Stored data entries
★ ★ ★ ★
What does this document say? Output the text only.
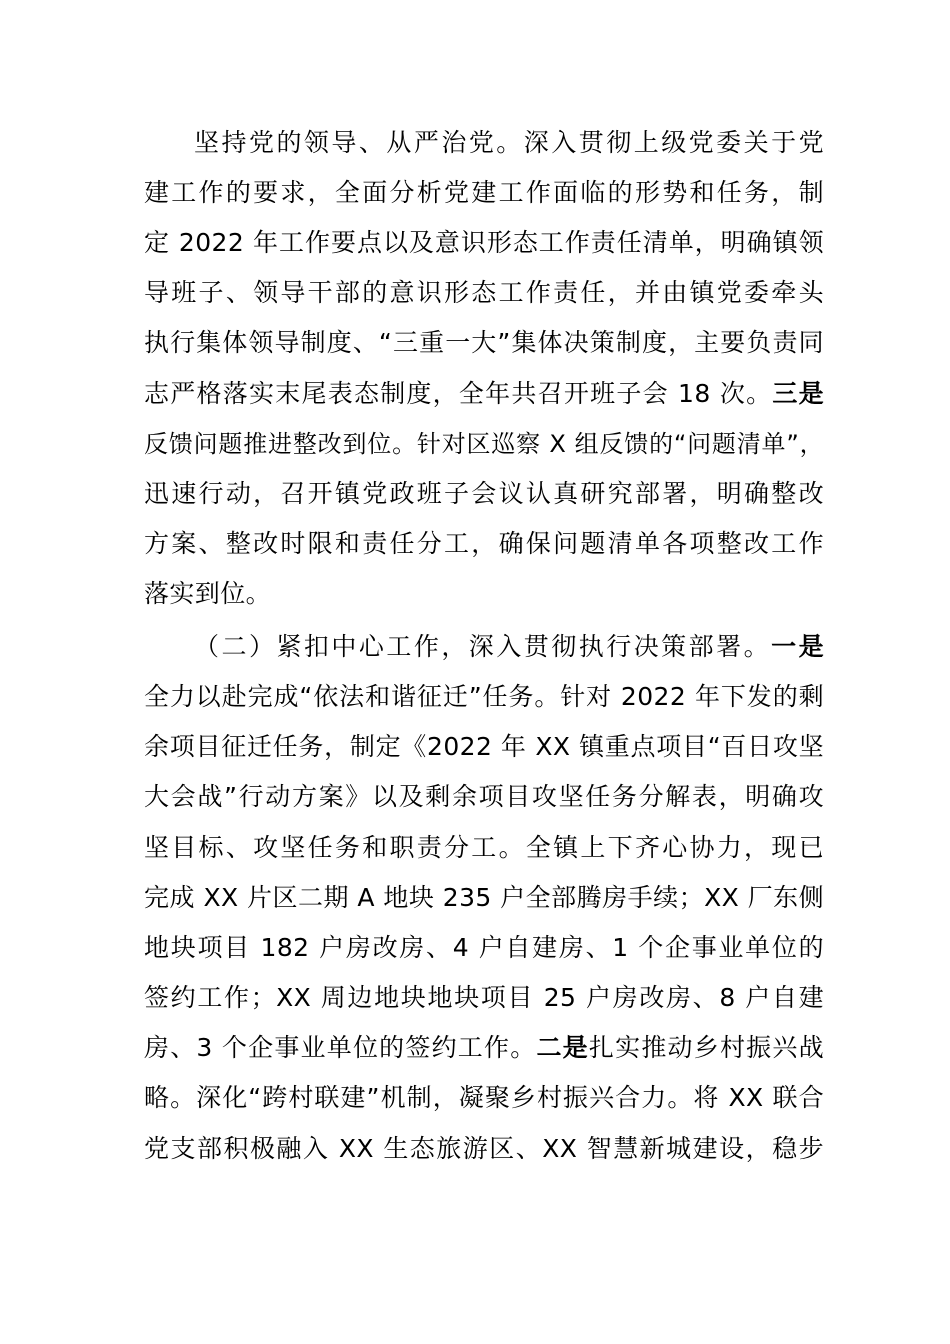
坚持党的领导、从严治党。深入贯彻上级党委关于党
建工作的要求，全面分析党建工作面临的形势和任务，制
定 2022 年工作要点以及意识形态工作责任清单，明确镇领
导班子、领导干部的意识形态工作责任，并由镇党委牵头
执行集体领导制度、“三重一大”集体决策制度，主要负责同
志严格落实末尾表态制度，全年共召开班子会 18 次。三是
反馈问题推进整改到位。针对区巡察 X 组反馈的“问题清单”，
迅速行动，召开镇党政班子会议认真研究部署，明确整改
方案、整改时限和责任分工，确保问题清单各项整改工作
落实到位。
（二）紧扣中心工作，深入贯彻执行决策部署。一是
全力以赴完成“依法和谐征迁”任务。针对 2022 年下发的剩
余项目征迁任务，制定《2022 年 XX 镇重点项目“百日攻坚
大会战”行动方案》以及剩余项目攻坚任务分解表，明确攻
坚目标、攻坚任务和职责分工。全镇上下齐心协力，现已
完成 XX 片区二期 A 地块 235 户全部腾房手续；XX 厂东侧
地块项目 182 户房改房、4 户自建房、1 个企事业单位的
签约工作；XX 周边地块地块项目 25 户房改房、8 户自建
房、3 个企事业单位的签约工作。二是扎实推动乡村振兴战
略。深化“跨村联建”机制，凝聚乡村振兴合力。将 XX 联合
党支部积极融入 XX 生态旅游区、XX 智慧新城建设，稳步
★ ★ ★ ★
EXERCISE GOAL: Pick out lines containing the word "户房改房", each one as written.

OUTPUT OF THE EXERCISE:
地块项目 182 户房改房、4 户自建房、1 个企事业单位的
签约工作；XX 周边地块地块项目 25 户房改房、8 户自建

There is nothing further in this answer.